┌─ Raw records

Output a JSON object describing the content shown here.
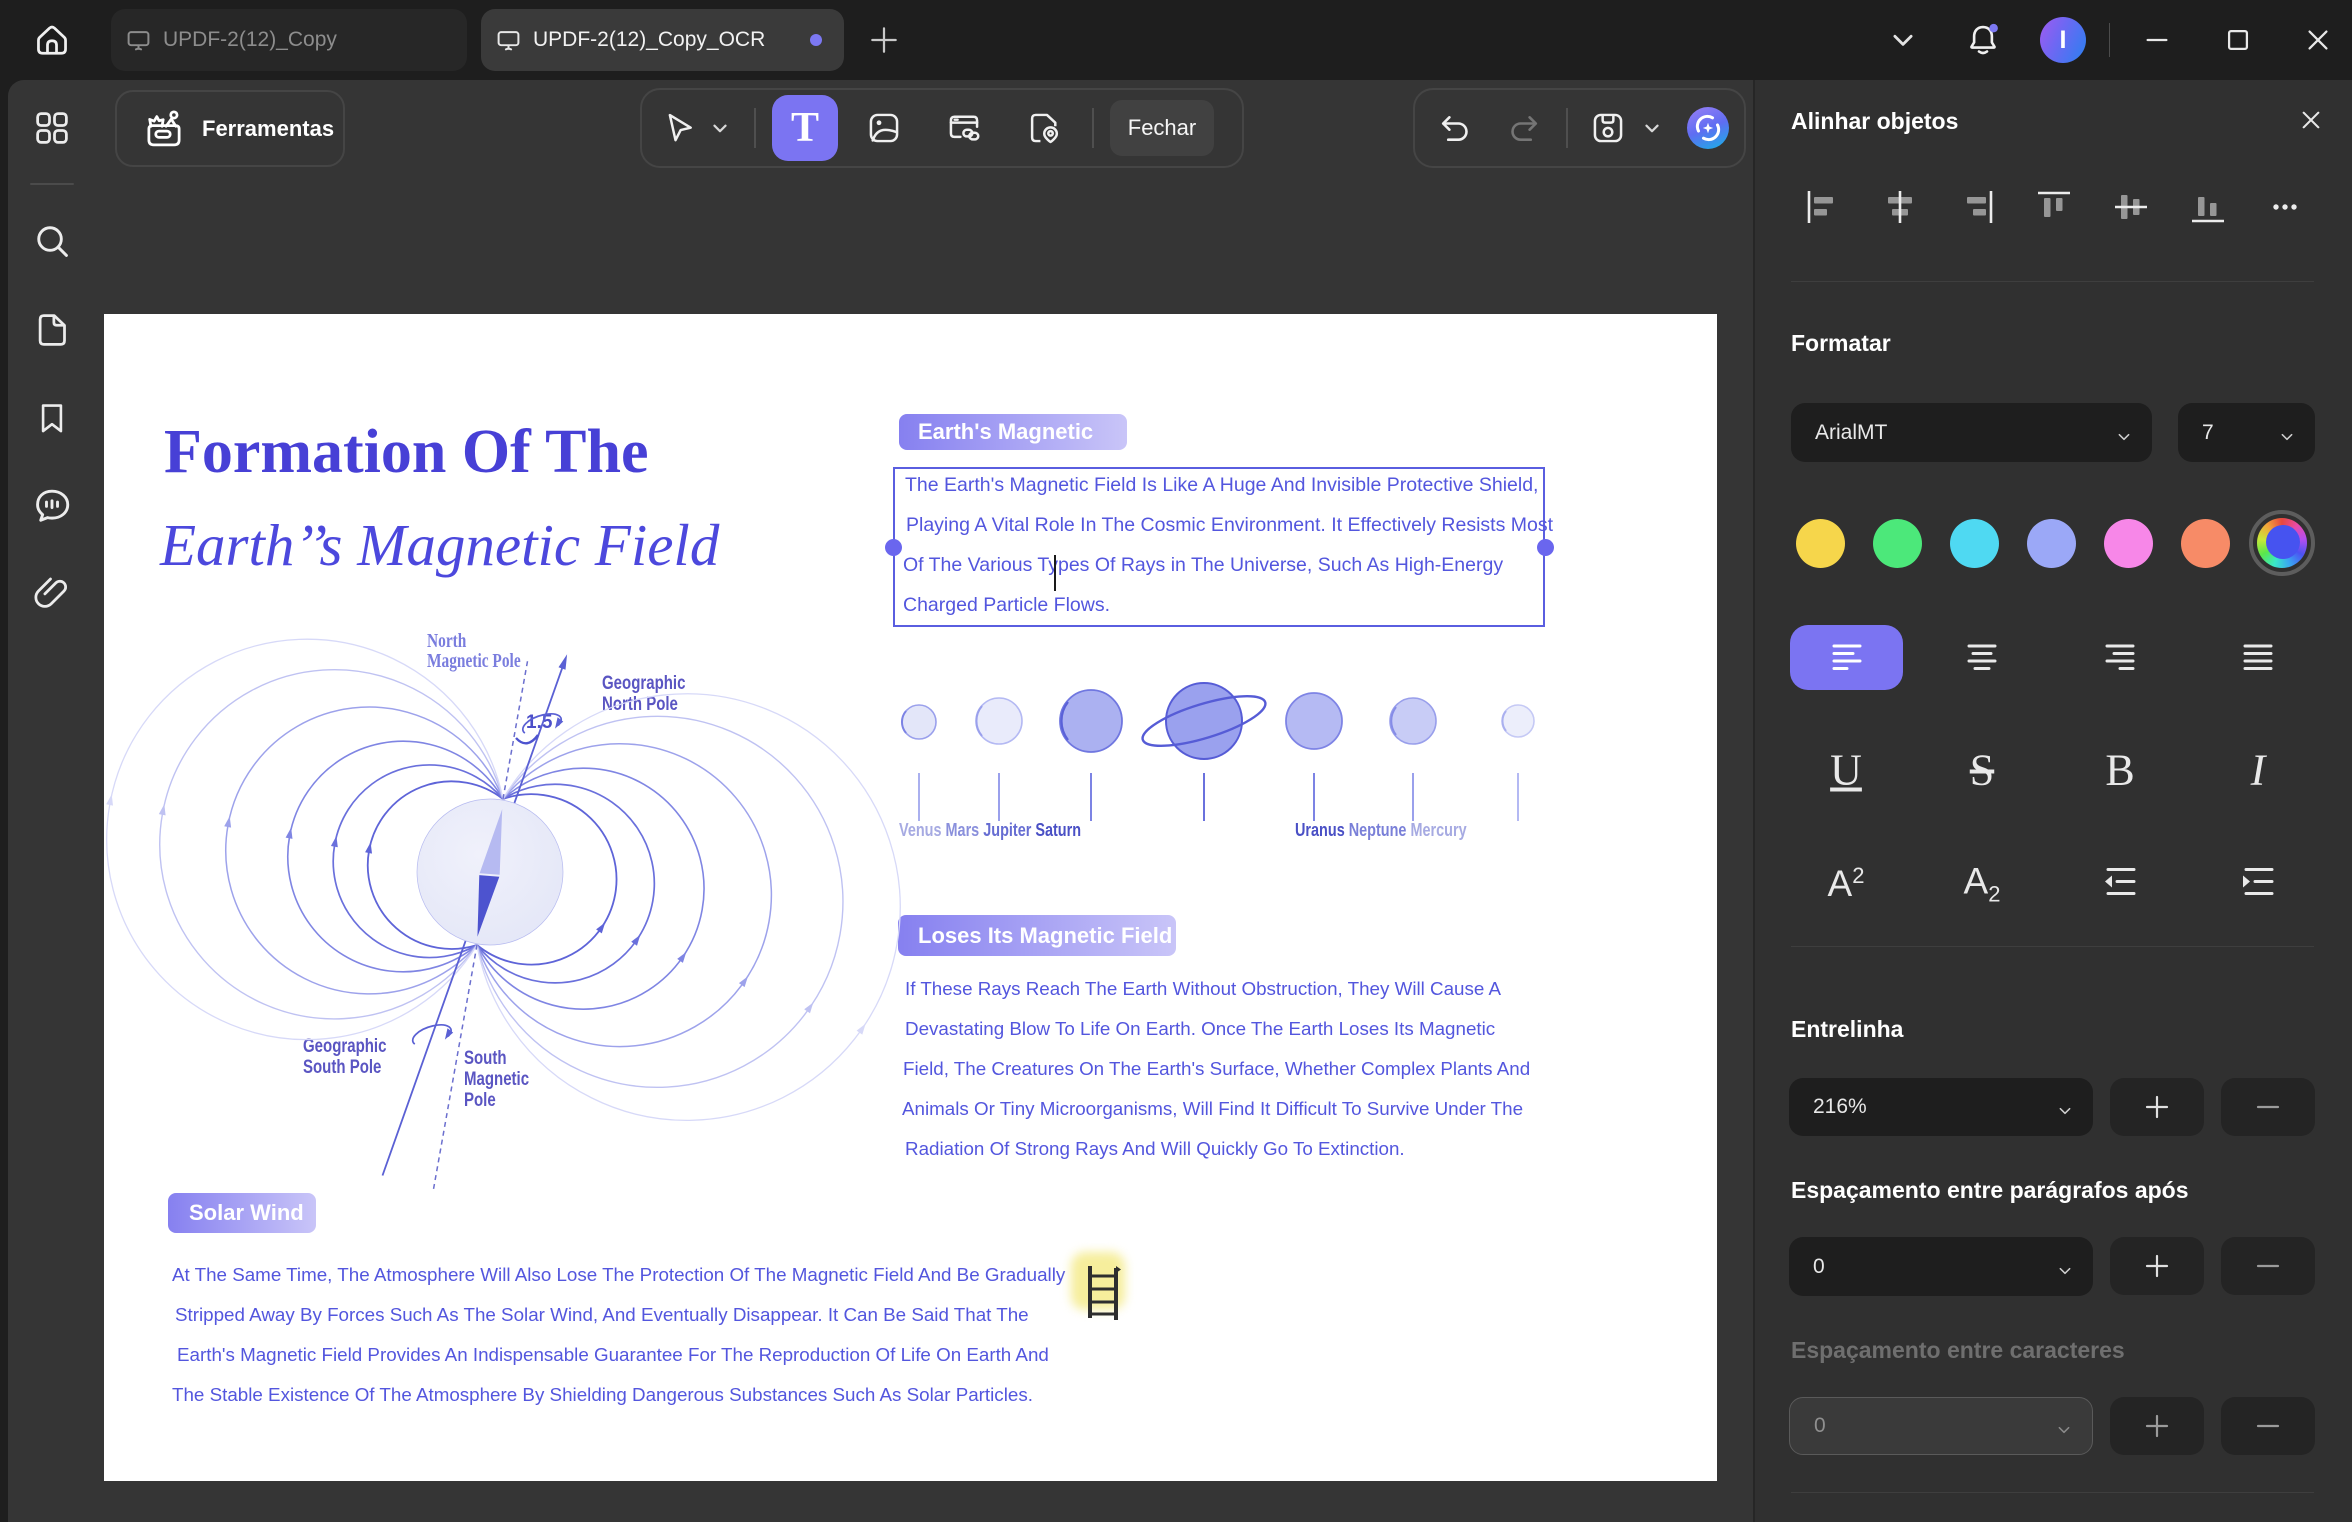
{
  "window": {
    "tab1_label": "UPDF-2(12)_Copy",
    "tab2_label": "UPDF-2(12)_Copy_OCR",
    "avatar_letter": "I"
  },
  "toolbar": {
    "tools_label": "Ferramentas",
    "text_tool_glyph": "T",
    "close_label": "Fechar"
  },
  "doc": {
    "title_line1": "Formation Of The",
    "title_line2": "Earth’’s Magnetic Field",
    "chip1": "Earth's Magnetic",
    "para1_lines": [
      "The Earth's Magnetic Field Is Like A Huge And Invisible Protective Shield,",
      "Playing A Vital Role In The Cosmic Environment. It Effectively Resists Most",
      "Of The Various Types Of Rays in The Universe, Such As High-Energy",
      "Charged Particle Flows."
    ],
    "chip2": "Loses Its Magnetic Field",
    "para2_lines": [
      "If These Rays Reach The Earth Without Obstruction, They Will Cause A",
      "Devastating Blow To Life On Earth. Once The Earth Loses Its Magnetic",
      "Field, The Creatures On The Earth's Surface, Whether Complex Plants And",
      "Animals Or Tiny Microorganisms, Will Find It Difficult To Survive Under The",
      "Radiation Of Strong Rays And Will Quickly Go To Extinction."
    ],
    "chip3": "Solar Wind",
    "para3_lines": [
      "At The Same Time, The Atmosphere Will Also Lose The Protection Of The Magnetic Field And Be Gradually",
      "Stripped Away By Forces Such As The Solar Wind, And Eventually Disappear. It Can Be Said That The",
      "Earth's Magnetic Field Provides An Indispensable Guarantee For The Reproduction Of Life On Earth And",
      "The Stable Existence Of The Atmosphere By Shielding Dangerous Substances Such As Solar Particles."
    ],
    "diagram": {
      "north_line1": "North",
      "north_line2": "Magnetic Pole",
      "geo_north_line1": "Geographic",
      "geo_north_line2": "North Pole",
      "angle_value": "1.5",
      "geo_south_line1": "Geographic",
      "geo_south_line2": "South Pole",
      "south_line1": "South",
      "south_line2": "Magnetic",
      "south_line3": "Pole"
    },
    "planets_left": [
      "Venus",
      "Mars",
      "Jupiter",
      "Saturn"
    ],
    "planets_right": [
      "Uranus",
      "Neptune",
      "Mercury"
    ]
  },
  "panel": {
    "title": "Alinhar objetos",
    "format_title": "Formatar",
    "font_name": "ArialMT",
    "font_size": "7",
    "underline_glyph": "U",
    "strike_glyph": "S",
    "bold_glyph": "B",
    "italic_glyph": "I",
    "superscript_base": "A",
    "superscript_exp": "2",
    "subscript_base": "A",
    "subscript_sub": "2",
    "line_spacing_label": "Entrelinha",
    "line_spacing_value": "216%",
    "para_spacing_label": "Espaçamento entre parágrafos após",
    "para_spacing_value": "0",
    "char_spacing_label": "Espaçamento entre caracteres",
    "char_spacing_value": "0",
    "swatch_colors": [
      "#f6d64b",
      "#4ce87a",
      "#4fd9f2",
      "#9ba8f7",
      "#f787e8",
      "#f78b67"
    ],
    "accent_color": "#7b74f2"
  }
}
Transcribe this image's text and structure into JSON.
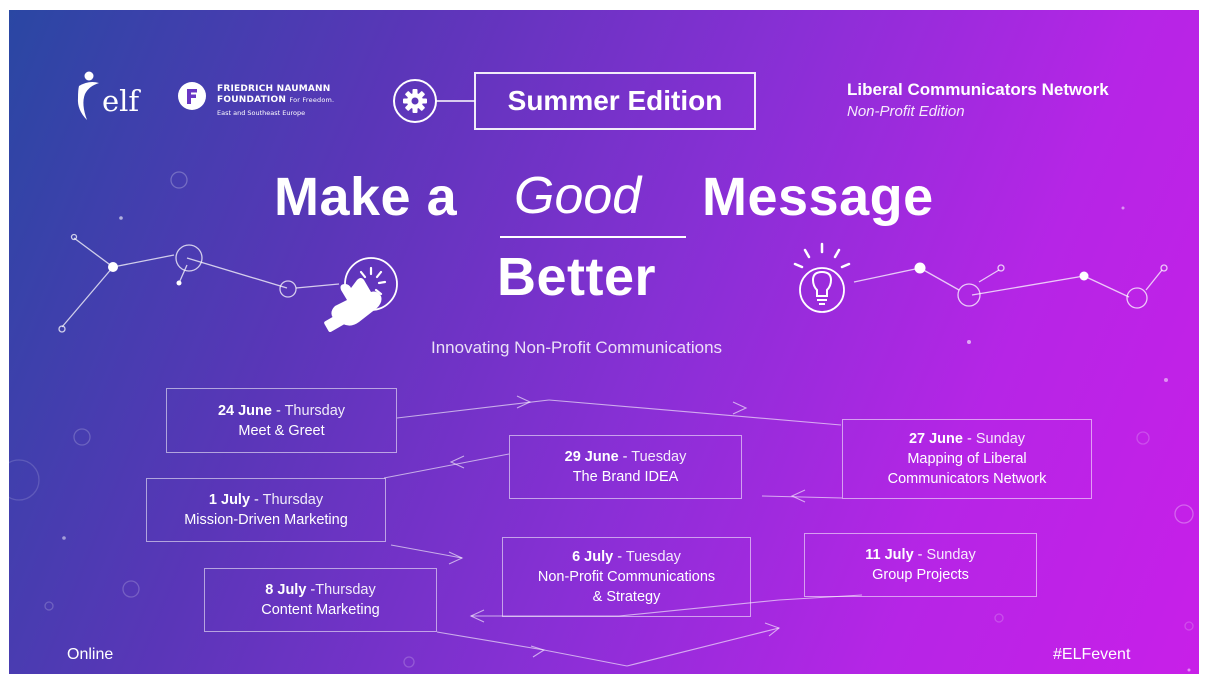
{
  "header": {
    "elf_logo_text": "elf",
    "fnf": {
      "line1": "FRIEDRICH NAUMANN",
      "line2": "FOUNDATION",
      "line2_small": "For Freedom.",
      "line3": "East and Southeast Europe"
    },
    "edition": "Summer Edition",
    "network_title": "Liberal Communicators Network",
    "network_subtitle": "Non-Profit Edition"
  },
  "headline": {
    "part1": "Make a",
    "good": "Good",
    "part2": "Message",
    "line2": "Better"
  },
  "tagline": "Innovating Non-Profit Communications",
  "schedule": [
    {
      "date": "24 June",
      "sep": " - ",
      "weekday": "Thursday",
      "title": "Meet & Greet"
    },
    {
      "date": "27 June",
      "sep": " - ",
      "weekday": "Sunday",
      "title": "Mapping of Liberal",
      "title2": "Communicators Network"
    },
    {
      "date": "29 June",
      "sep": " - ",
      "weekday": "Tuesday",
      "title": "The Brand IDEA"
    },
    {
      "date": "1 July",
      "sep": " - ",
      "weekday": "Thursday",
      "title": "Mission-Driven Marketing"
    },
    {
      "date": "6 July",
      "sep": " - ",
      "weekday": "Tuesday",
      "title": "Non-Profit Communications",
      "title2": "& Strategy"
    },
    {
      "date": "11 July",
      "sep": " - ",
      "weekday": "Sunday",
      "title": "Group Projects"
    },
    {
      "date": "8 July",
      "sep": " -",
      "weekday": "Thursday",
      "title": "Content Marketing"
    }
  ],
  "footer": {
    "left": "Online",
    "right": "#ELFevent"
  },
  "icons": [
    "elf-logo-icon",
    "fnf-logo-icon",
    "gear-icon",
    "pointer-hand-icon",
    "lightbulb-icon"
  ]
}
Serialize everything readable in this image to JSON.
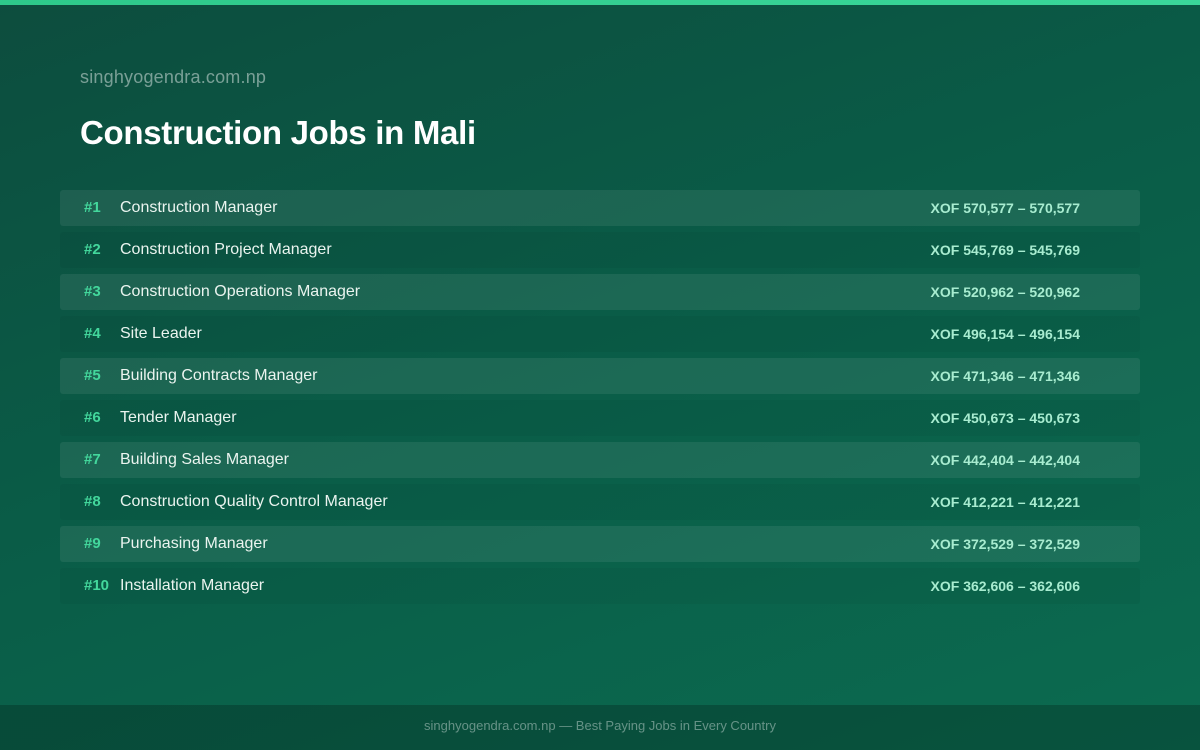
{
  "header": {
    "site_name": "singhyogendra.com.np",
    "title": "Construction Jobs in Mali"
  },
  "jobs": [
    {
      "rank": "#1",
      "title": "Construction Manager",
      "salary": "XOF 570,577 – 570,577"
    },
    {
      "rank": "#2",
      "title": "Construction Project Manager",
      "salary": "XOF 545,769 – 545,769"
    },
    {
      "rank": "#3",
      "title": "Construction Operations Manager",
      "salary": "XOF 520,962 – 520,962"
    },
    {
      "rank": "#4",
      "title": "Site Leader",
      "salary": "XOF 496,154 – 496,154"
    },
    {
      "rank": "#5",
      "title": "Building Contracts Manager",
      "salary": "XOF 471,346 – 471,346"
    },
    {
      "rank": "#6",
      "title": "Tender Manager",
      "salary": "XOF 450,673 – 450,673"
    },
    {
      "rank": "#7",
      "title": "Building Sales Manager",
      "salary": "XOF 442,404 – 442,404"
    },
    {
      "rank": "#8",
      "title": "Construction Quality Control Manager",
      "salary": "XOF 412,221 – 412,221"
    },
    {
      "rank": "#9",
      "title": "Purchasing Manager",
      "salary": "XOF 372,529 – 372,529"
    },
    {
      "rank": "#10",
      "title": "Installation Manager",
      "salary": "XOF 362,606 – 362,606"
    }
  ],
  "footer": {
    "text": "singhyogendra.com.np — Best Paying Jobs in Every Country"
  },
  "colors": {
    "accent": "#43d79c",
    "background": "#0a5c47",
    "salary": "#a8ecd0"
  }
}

└─

■ **What is needed**
Pictures stay out; retype only the lines from the line containing "Serialize everything readable" through the end of the listing, inclusive, exactly as they appear.

■ **Task result**
Serialize everything readable in this image to JSON.
{
  "header": {
    "site_name": "singhyogendra.com.np",
    "title": "Construction Jobs in Mali"
  },
  "jobs": [
    {
      "rank": "#1",
      "title": "Construction Manager",
      "salary": "XOF 570,577 – 570,577"
    },
    {
      "rank": "#2",
      "title": "Construction Project Manager",
      "salary": "XOF 545,769 – 545,769"
    },
    {
      "rank": "#3",
      "title": "Construction Operations Manager",
      "salary": "XOF 520,962 – 520,962"
    },
    {
      "rank": "#4",
      "title": "Site Leader",
      "salary": "XOF 496,154 – 496,154"
    },
    {
      "rank": "#5",
      "title": "Building Contracts Manager",
      "salary": "XOF 471,346 – 471,346"
    },
    {
      "rank": "#6",
      "title": "Tender Manager",
      "salary": "XOF 450,673 – 450,673"
    },
    {
      "rank": "#7",
      "title": "Building Sales Manager",
      "salary": "XOF 442,404 – 442,404"
    },
    {
      "rank": "#8",
      "title": "Construction Quality Control Manager",
      "salary": "XOF 412,221 – 412,221"
    },
    {
      "rank": "#9",
      "title": "Purchasing Manager",
      "salary": "XOF 372,529 – 372,529"
    },
    {
      "rank": "#10",
      "title": "Installation Manager",
      "salary": "XOF 362,606 – 362,606"
    }
  ],
  "footer": {
    "text": "singhyogendra.com.np — Best Paying Jobs in Every Country"
  },
  "colors": {
    "accent": "#43d79c",
    "background": "#0a5c47",
    "salary": "#a8ecd0"
  }
}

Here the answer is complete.